OBJECTIVE: Report, as a bare number, how many lines contain the string "RECA".

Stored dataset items
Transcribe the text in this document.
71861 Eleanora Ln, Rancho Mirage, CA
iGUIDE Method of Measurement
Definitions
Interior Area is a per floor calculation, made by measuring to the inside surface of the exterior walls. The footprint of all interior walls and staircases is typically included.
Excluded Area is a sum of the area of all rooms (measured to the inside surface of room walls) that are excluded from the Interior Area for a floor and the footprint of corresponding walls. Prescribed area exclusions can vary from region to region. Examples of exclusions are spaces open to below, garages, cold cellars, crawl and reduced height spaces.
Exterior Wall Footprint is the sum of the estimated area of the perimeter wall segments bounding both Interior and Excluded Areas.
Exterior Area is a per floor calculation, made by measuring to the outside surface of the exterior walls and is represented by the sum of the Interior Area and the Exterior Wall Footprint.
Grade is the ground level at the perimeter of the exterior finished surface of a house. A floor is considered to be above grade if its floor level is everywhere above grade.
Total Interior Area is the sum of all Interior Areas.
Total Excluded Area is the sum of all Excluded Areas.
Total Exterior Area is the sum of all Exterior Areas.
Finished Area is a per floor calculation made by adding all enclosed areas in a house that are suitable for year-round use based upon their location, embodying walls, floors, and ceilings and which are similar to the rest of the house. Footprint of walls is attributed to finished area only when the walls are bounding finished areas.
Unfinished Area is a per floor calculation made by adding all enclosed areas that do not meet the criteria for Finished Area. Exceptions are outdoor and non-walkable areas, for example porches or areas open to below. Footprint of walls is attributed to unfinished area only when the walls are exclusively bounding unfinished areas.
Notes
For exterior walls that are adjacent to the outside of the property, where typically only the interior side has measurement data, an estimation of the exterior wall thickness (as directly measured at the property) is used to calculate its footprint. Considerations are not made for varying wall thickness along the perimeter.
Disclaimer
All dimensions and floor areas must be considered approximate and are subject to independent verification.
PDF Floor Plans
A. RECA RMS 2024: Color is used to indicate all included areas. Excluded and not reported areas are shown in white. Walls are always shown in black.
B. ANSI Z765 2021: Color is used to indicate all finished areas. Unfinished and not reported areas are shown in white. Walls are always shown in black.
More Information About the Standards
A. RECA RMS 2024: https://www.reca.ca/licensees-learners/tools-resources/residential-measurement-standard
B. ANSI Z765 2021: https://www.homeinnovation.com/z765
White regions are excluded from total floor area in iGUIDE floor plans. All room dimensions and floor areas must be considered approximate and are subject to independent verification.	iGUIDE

RESPONSE: 2